Task description: Below are records. Copy every line with "originality" in it.

— Start —

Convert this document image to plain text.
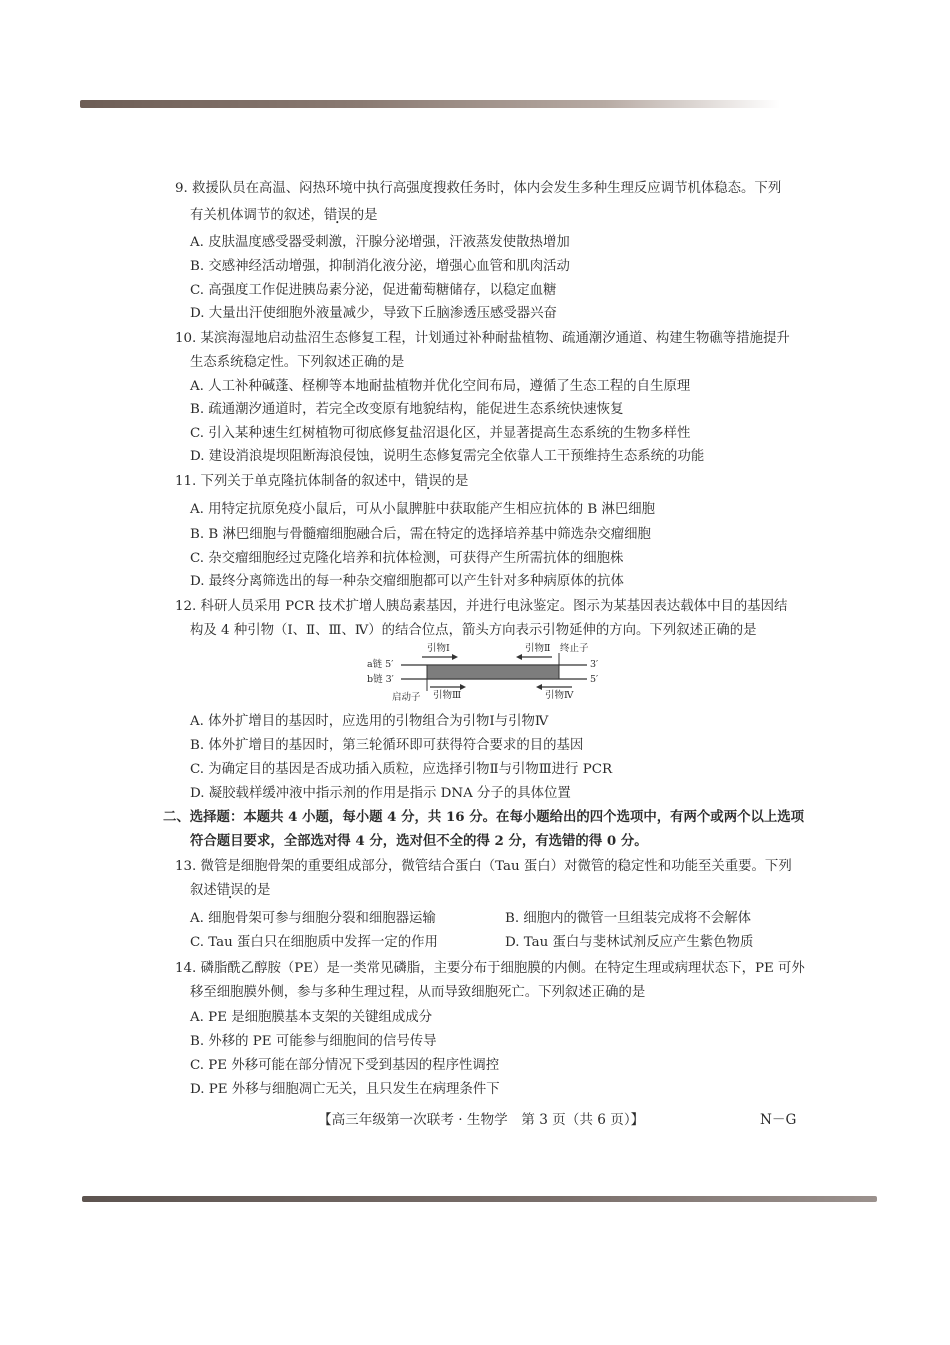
9. 救援队员在高温、闷热环境中执行高强度搜救任务时，体内会发生多种生理反应调节机体稳态。下列
有关机体调节的叙述，错误的是
A. 皮肤温度感受器受刺激，汗腺分泌增强，汗液蒸发使散热增加
B. 交感神经活动增强，抑制消化液分泌，增强心血管和肌肉活动
C. 高强度工作促进胰岛素分泌，促进葡萄糖储存，以稳定血糖
D. 大量出汗使细胞外液量减少，导致下丘脑渗透压感受器兴奋
10. 某滨海湿地启动盐沼生态修复工程，计划通过补种耐盐植物、疏通潮汐通道、构建生物礁等措施提升
生态系统稳定性。下列叙述正确的是
A. 人工补种碱蓬、柽柳等本地耐盐植物并优化空间布局，遵循了生态工程的自生原理
B. 疏通潮汐通道时，若完全改变原有地貌结构，能促进生态系统快速恢复
C. 引入某种速生红树植物可彻底修复盐沼退化区，并显著提高生态系统的生物多样性
D. 建设消浪堤坝阻断海浪侵蚀，说明生态修复需完全依靠人工干预维持生态系统的功能
11. 下列关于单克隆抗体制备的叙述中，错误的是
A. 用特定抗原免疫小鼠后，可从小鼠脾脏中获取能产生相应抗体的 B 淋巴细胞
B. B 淋巴细胞与骨髓瘤细胞融合后，需在特定的选择培养基中筛选杂交瘤细胞
C. 杂交瘤细胞经过克隆化培养和抗体检测，可获得产生所需抗体的细胞株
D. 最终分离筛选出的每一种杂交瘤细胞都可以产生针对多种病原体的抗体
12. 科研人员采用 PCR 技术扩增人胰岛素基因，并进行电泳鉴定。图示为某基因表达载体中目的基因结
构及 4 种引物（Ⅰ、Ⅱ、Ⅲ、Ⅳ）的结合位点，箭头方向表示引物延伸的方向。下列叙述正确的是
a链 5′
b链 3′
3′
5′
引物Ⅰ	引物Ⅱ 终止子
引物Ⅲ
启动子	引物Ⅳ
A. 体外扩增目的基因时，应选用的引物组合为引物Ⅰ与引物Ⅳ
B. 体外扩增目的基因时，第三轮循环即可获得符合要求的目的基因
C. 为确定目的基因是否成功插入质粒，应选择引物Ⅱ与引物Ⅲ进行 PCR
D. 凝胶载样缓冲液中指示剂的作用是指示 DNA 分子的具体位置
二、选择题：本题共 4 小题，每小题 4 分，共 16 分。在每小题给出的四个选项中，有两个或两个以上选项
符合题目要求，全部选对得 4 分，选对但不全的得 2 分，有选错的得 0 分。
13. 微管是细胞骨架的重要组成部分，微管结合蛋白（Tau 蛋白）对微管的稳定性和功能至关重要。下列
叙述错误的是
A. 细胞骨架可参与细胞分裂和细胞器运输	B. 细胞内的微管一旦组装完成将不会解体
C. Tau 蛋白只在细胞质中发挥一定的作用	D. Tau 蛋白与斐林试剂反应产生紫色物质
14. 磷脂酰乙醇胺（PE）是一类常见磷脂，主要分布于细胞膜的内侧。在特定生理或病理状态下，PE 可外
移至细胞膜外侧，参与多种生理过程，从而导致细胞死亡。下列叙述正确的是
A. PE 是细胞膜基本支架的关键组成成分
B. 外移的 PE 可能参与细胞间的信号传导
C. PE 外移可能在部分情况下受到基因的程序性调控
D. PE 外移与细胞凋亡无关，且只发生在病理条件下
【高三年级第一次联考 · 生物学　第 3 页（共 6 页）】	N－G
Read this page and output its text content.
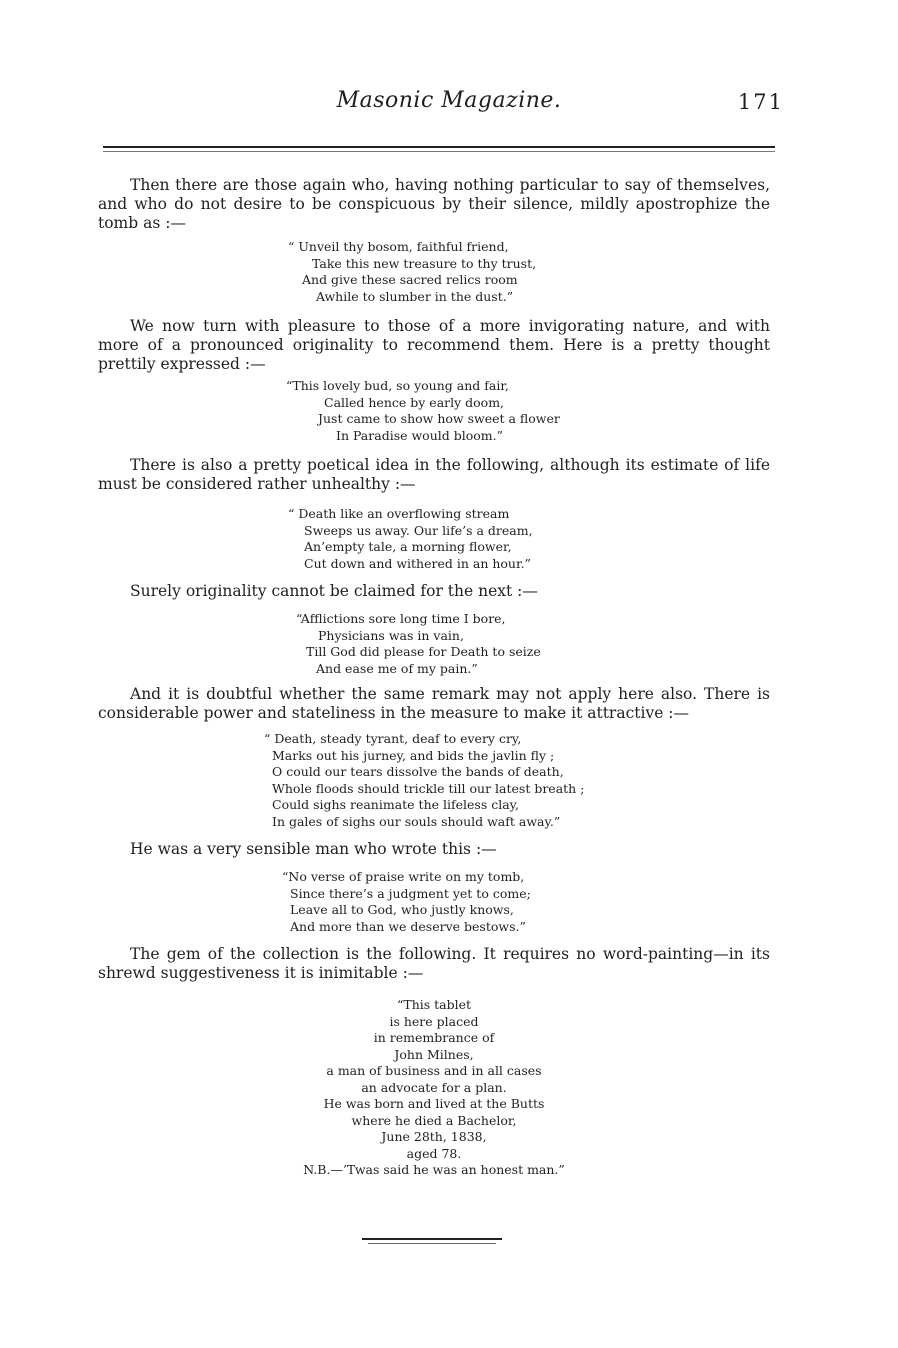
Masonic Magazine.	171

Then there are those again who, having nothing particular to say of themselves, and who do not desire to be conspicuous by their silence, mildly apostrophize the tomb as :—

“ Unveil thy bosom, faithful friend,
Take this new treasure to thy trust,
And give these sacred relics room
Awhile to slumber in the dust.”

We now turn with pleasure to those of a more invigorating nature, and with more of a pronounced originality to recommend them. Here is a pretty thought prettily expressed :—

“This lovely bud, so young and fair,
Called hence by early doom,
Just came to show how sweet a flower
In Paradise would bloom.”

There is also a pretty poetical idea in the following, although its estimate of life must be considered rather unhealthy :—

“ Death like an overflowing stream
Sweeps us away. Our life’s a dream,
An’empty tale, a morning flower,
Cut down and withered in an hour.”

Surely originality cannot be claimed for the next :—

“Afflictions sore long time I bore,
Physicians was in vain,
Till God did please for Death to seize
And ease me of my pain.”

And it is doubtful whether the same remark may not apply here also. There is considerable power and stateliness in the measure to make it attractive :—

“ Death, steady tyrant, deaf to every cry,
Marks out his jurney, and bids the javlin fly ;
O could our tears dissolve the bands of death,
Whole floods should trickle till our latest breath ;
Could sighs reanimate the lifeless clay,
In gales of sighs our souls should waft away.”

He was a very sensible man who wrote this :—

“No verse of praise write on my tomb,
Since there’s a judgment yet to come;
Leave all to God, who justly knows,
And more than we deserve bestows.”

The gem of the collection is the following. It requires no word-painting—in its shrewd suggestiveness it is inimitable :—

“This tablet
is here placed
in remembrance of
John Milnes,
a man of business and in all cases
an advocate for a plan.
He was born and lived at the Butts
where he died a Bachelor,
June 28th, 1838,
aged 78.
N.B.—’Twas said he was an honest man.”
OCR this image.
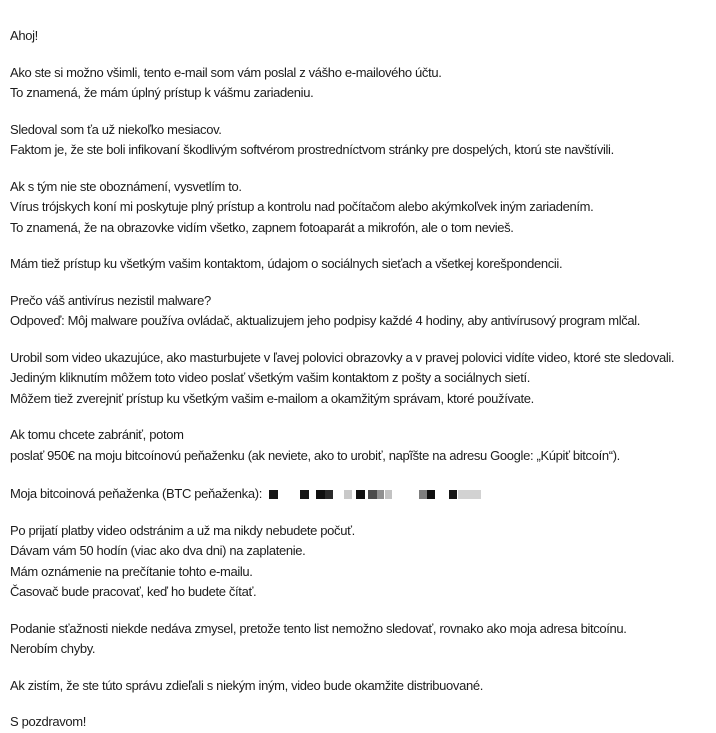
Ahoj!

Ako ste si možno všimli, tento e-mail som vám poslal z vášho e-mailového účtu.
To znamená, že mám úplný prístup k vášmu zariadeniu.

Sledoval som ťa už niekoľko mesiacov.
Faktom je, že ste boli infikovaní škodlivým softvérom prostredníctvom stránky pre dospelých, ktorú ste navštívili.

Ak s tým nie ste oboznámení, vysvetlím to.
Vírus trójskych koní mi poskytuje plný prístup a kontrolu nad počítačom alebo akýmkoľvek iným zariadením.
To znamená, že na obrazovke vidím všetko, zapnem fotoaparát a mikrofón, ale o tom nevieš.

Mám tiež prístup ku všetkým vašim kontaktom, údajom o sociálnych sieťach a všetkej korešpondencii.

Prečo váš antivírus nezistil malware?
Odpoveď: Môj malware používa ovládač, aktualizujem jeho podpisy každé 4 hodiny, aby antivírusový program mlčal.

Urobil som video ukazujúce, ako masturbujete v ľavej polovici obrazovky a v pravej polovici vidíte video, ktoré ste sledovali.
Jediným kliknutím môžem toto video poslať všetkým vašim kontaktom z pošty a sociálnych sietí.
Môžem tiež zverejniť prístup ku všetkým vašim e-mailom a okamžitým správam, ktoré používate.

Ak tomu chcete zabrániť, potom
poslať 950€ na moju bitcoínovú peňaženku (ak neviete, ako to urobiť, napĩšte na adresu Google: „Kúpiť bitcoín“).

Moja bitcoinová peňaženka (BTC peňaženka):

Po prijatí platby video odstránim a už ma nikdy nebudete počuť.
Dávam vám 50 hodín (viac ako dva dni) na zaplatenie.
Mám oznámenie na prečítanie tohto e-mailu.
Časovač bude pracovať, keď ho budete čítať.

Podanie sťažnosti niekde nedáva zmysel, pretože tento list nemožno sledovať, rovnako ako moja adresa bitcoínu.
Nerobím chyby.

Ak zistím, že ste túto správu zdieľali s niekým iným, video bude okamžite distribuované.

S pozdravom!
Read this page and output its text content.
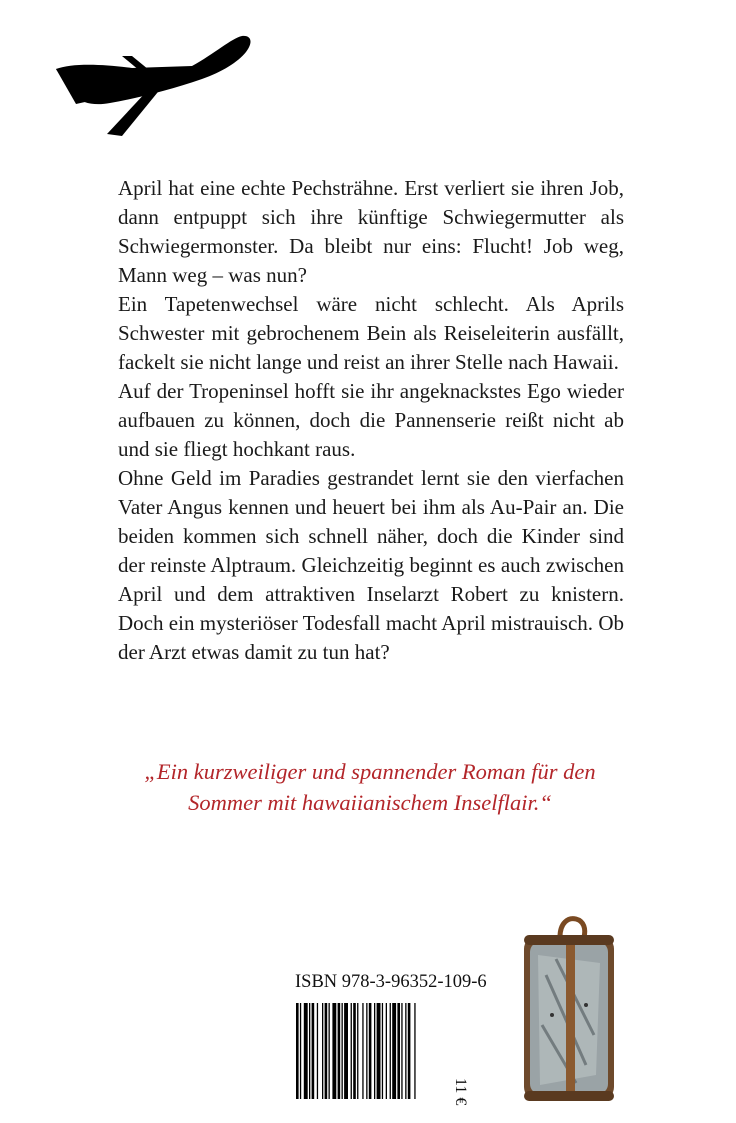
April hat eine echte Pechsträhne. Erst verliert sie ihren Job, dann entpuppt sich ihre künftige Schwiegermutter als Schwiegermonster. Da bleibt nur eins: Flucht! Job weg, Mann weg – was nun?

Ein Tapetenwechsel wäre nicht schlecht. Als Aprils Schwester mit gebrochenem Bein als Reiseleiterin ausfällt, fackelt sie nicht lange und reist an ihrer Stelle nach Hawaii.

Auf der Tropeninsel hofft sie ihr angeknackstes Ego wieder aufbauen zu können, doch die Pannenserie reißt nicht ab und sie fliegt hochkant raus.

Ohne Geld im Paradies gestrandet lernt sie den vierfachen Vater Angus kennen und heuert bei ihm als Au-Pair an. Die beiden kommen sich schnell näher, doch die Kinder sind der reinste Alptraum. Gleichzeitig beginnt es auch zwischen April und dem attraktiven Inselarzt Robert zu knistern. Doch ein mysteriöser Todesfall macht April mistrauisch. Ob der Arzt etwas damit zu tun hat?

„Ein kurzweiliger und spannender Roman für den
Sommer mit hawaiianischem Inselflair.“
ISBN 978-3-96352-109-6
11 €
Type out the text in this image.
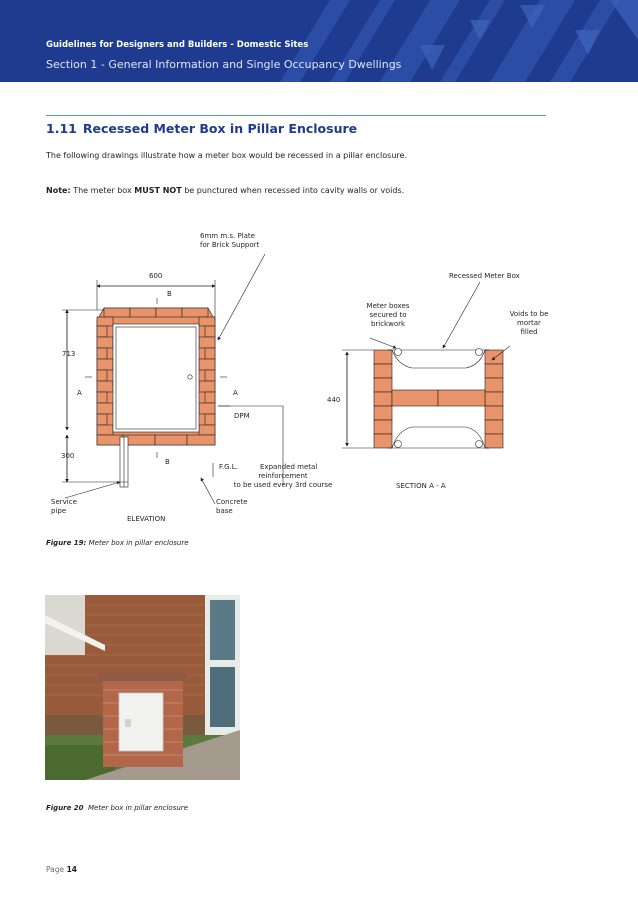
Guidelines for Designers and Builders - Domestic Sites
Section 1 - General Information and Single Occupancy Dwellings
1.11 Recessed Meter Box in Pillar Enclosure
The following drawings illustrate how a meter box would be recessed in a pillar enclosure.
Note: The meter box MUST NOT be punctured when recessed into cavity walls or voids.
6mm m.s. Plate
for Brick Support
600
B
713
A	A
DPM
300
B
F.G.L.	Expanded metal
reinforcement
to be used every 3rd course
Service
pipe
Concrete
base
ELEVATION
Recessed Meter Box
Meter boxes
secured to
brickwork
Voids to be
mortar
filled
440
SECTION A - A
Figure 19: Meter box in pillar enclosure
Figure 20 Meter box in pillar enclosure
Page 14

— End —

The completed task:
We now turn with pleasure to those of a more invigorating nature, and with more of a pronounced originality to recommend them. Here is a pretty thought prettily expressed :—
Surely originality cannot be claimed for the next :—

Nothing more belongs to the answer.